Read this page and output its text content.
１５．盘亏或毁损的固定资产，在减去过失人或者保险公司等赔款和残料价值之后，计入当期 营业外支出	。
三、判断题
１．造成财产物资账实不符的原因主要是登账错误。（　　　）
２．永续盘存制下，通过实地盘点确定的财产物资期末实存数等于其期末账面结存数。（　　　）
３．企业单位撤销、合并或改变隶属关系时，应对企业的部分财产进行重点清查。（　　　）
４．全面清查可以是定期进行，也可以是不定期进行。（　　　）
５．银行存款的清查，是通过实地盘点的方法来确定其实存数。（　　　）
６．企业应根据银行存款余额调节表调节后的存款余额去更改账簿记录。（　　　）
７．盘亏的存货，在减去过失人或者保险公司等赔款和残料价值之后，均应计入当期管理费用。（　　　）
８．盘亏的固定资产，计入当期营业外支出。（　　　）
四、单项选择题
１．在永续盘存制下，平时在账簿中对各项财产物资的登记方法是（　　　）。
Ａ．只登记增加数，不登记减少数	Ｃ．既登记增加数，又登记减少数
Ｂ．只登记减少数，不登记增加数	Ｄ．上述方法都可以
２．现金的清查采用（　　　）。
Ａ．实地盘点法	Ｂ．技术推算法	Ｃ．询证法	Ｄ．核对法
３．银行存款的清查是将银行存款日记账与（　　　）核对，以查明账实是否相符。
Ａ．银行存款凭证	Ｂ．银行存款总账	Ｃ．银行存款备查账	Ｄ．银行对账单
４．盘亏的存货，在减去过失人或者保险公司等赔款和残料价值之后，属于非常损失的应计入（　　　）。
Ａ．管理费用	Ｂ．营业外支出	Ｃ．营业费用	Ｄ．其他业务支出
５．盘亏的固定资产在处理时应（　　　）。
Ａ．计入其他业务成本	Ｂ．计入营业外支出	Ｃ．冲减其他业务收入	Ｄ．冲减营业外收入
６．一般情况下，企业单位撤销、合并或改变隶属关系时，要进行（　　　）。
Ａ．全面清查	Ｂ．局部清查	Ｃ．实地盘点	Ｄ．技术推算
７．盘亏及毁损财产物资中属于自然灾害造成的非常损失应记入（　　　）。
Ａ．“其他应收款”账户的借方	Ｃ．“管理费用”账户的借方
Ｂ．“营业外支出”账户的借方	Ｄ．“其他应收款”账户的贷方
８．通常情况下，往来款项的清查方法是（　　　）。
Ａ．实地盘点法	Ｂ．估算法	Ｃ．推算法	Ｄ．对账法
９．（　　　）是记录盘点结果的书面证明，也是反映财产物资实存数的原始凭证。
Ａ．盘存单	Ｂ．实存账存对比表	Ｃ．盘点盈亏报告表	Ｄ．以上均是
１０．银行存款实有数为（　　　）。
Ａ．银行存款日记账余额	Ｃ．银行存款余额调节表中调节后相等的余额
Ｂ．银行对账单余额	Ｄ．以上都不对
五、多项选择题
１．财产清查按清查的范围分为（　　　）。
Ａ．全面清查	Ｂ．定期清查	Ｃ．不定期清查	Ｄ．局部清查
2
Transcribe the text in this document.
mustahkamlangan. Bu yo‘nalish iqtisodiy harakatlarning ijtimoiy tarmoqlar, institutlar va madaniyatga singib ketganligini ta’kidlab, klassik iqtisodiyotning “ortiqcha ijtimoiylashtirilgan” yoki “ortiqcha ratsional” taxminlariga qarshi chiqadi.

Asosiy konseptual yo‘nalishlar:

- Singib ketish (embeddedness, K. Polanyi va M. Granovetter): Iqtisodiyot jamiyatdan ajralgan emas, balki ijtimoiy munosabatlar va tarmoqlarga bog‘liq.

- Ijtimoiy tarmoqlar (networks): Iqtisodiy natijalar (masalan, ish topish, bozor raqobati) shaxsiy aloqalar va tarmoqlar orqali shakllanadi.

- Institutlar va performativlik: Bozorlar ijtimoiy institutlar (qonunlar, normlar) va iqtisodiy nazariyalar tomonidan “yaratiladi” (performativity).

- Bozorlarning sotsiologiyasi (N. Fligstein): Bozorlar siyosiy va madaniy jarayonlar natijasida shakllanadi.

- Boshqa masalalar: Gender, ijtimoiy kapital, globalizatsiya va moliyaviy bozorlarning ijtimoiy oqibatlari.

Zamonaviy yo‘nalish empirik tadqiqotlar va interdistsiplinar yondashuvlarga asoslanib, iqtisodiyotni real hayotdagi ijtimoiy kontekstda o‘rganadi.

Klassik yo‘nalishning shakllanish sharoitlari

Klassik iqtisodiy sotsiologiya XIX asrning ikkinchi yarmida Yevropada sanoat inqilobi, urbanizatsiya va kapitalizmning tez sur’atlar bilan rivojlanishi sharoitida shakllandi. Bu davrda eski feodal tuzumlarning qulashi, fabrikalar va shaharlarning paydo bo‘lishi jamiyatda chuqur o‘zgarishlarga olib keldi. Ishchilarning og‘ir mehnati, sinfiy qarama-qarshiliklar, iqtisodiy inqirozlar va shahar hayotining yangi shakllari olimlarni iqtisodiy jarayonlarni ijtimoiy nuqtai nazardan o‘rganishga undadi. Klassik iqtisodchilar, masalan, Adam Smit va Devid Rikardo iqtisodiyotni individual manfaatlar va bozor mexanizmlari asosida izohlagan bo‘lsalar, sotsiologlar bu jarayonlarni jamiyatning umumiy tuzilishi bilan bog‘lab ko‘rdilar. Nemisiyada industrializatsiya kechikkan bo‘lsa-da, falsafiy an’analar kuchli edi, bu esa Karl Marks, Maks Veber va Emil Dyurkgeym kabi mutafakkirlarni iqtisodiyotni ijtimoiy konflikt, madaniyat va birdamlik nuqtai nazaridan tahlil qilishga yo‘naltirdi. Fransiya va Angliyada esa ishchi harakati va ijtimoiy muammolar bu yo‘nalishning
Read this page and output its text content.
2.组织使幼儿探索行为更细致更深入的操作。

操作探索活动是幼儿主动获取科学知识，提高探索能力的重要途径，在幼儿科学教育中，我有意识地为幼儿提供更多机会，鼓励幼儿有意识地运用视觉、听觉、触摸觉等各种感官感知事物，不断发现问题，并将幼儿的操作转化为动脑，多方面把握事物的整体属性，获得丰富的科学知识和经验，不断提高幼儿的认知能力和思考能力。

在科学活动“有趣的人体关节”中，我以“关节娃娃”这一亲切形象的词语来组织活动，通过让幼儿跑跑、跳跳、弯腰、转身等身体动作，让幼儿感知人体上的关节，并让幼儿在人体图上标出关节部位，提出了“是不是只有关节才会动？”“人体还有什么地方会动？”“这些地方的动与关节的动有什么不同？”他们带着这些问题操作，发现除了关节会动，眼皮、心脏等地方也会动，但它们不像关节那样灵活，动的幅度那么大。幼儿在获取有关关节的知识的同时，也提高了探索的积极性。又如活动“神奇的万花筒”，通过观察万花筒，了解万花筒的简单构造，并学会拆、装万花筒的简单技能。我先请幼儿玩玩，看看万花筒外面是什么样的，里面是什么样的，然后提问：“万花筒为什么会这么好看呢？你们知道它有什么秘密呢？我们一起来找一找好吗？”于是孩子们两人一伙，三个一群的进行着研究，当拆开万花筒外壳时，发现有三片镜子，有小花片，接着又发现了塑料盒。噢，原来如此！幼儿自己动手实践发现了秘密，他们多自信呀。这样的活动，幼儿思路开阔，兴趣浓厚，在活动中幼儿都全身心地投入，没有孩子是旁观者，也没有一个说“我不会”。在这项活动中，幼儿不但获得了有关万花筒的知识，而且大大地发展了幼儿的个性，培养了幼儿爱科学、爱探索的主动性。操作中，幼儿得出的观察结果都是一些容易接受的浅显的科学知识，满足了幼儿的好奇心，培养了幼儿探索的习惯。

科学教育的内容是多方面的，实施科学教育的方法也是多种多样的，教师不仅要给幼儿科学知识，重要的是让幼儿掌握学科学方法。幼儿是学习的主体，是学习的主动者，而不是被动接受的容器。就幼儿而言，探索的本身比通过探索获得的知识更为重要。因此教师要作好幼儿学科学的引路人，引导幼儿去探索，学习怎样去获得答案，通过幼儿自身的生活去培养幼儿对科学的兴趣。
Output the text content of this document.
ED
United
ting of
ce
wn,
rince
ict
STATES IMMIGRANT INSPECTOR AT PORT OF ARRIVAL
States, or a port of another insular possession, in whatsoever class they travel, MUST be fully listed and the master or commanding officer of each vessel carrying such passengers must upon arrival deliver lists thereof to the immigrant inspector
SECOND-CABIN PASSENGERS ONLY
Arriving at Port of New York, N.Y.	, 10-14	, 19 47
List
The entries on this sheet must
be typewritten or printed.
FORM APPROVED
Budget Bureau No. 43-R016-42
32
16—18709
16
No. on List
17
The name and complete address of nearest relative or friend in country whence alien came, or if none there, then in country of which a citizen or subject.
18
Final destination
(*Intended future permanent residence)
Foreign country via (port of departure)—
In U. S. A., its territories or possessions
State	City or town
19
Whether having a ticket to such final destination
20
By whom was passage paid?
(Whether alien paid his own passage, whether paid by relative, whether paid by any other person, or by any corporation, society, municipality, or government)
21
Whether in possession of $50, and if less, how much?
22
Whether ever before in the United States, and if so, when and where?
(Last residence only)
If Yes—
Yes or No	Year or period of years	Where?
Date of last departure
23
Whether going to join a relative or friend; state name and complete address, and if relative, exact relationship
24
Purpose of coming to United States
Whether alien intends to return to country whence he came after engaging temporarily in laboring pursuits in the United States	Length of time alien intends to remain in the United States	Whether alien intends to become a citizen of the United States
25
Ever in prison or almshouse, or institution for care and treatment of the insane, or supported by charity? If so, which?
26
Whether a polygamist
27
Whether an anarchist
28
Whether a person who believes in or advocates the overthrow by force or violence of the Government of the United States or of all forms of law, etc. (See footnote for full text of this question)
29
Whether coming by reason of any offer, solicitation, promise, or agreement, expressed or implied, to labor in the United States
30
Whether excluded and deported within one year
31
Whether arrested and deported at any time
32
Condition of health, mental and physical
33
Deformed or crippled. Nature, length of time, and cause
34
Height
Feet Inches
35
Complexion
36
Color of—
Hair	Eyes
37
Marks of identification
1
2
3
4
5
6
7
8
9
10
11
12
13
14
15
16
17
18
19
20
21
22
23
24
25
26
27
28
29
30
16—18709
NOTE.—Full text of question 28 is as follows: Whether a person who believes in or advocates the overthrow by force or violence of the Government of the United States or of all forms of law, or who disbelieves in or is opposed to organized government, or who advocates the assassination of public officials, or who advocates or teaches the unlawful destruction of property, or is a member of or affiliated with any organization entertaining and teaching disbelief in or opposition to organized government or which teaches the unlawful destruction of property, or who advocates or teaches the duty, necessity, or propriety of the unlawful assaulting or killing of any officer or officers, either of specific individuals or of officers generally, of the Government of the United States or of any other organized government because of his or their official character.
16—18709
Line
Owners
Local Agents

#### [Goal]
Copy each line of the records above that carries the word "document".

#### [Solution for this task]
Transcribe the text in this document.
Output the text content of this document.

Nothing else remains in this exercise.